**SELECTION**
'''
1

How should i do to undo this? I tried running fsck to solve my "Read only filesystem" before but it didn't help me much. It only solve the situation for a while and then it comes back again. So, i did this after reading a post.

Meanwhile, i am getting thousands of lines like this:

chown: changing group of '/usr/share/doc/distro-info-data': Read-only file system
chown: changing group of '/usr/share/doc/software-properties-common/copyright': Read-only file system
chown: changing group of '/usr/share/doc/software-properties-common/changelog.gz': Read-only file system
chown: changing group of '/usr/share/doc/software-properties-common': Read-only file system
chown: changing group of '/usr/share/doc/nmap/3rd-party-licenses.txt.gz': Read-only file system
chown: changing group of '/usr/share/doc/nmap/leet-nmap-ascii-art.txt': Read-only file system
chown: changing group of '/usr/share/doc/nmap/nmap.usage.txt.gz': Read-only file system
chown: changing group of '/usr/share/doc/nmap/device-types.txt.gz': Read-only file system
chown: changing group of '/usr/share/doc/nmap/committers.txt.gz': Read-only file system
chown: changing group of '/usr/share/doc/nmap/nmap_gpgkeys.txt.gz': Read-only file system
chown: changing group of '/usr/share/doc/nmap/style/lua-format.lua.gz': Read-only file system
chown: changing group of '/usr/share/doc/nmap/style/README': Read-only file system
11
  • A read-only file system is usually the result of a problem (such as file-system error where a fsck is the fix), so I don't know why you mentioned sudo chown .. as it would create other problems though wouldn't change anything on a read-only file system anyway. Look at your logs to see why the file system was mounted or remounted read-only, and go from there.
    – guiverc
    Jul 21, 2019 at 9:10
  • But first, what should i do to undo this "sudo chown $pranav.pranav -R /" and then only filesystem error can be process. Because this can create big issues later. @guiverc
    – Pranav
    Jul 21, 2019 at 9:14
  • 2
    @PrabeshBhattarai as the file system is read only, no changes are made. The fact that you're getting these error messages means that the file system is read only. Press Control-C to abort the running process.
'''
**JOB A**
Decide whether each statement below agrees with the forum thread. Answer yes or no for each, and quote the words from the thread that settle it.
(i) Running fsck solved the read-only problem for good.
(ii) guiverc states that a read-only file system is usually the result of a problem.
(iii) The last comment tells the reader to press Control-C to stop the running process.
**JOB B**
Using the forum thread, answer each question in a few words:
(i) What did the poster run earlier to fix the "Read only filesystem"?
(ii) According to guiverc, what should be checked to learn why the file system was mounted or remounted read-only?
(iii) What date and time are shown with guiverc's comment?
**JOB C**
Reproduce the part of the forum thread between "How should i" and "reading a post.", inclusive.

**DATA**
'''
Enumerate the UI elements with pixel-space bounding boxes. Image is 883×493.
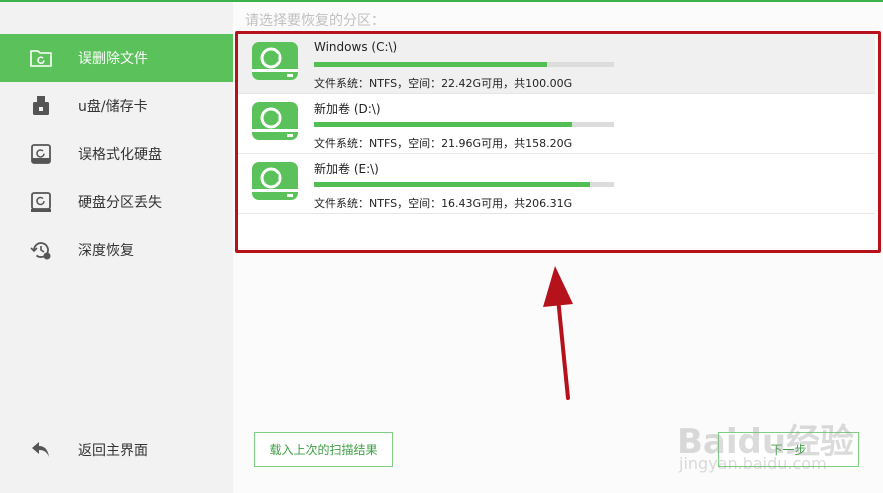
'''
**RIGHT ANSWER A**
(i) No: "It only solve the situation for a while and then it comes back again."
(ii) Yes: "A read-only file system is usually the result of a problem"
(iii) Yes: "Press Control-C to abort the running process."

**RIGHT ANSWER B**
(i) fsck
(ii) The logs
(iii) Jul 21, 2019 at 9:10

**RIGHT ANSWER C**
How should i do to undo this? I tried running fsck to solve my "Read only filesystem" before but it didn't help me much. It only solve the situation for a while and then it comes back again. So, i did this after reading a post.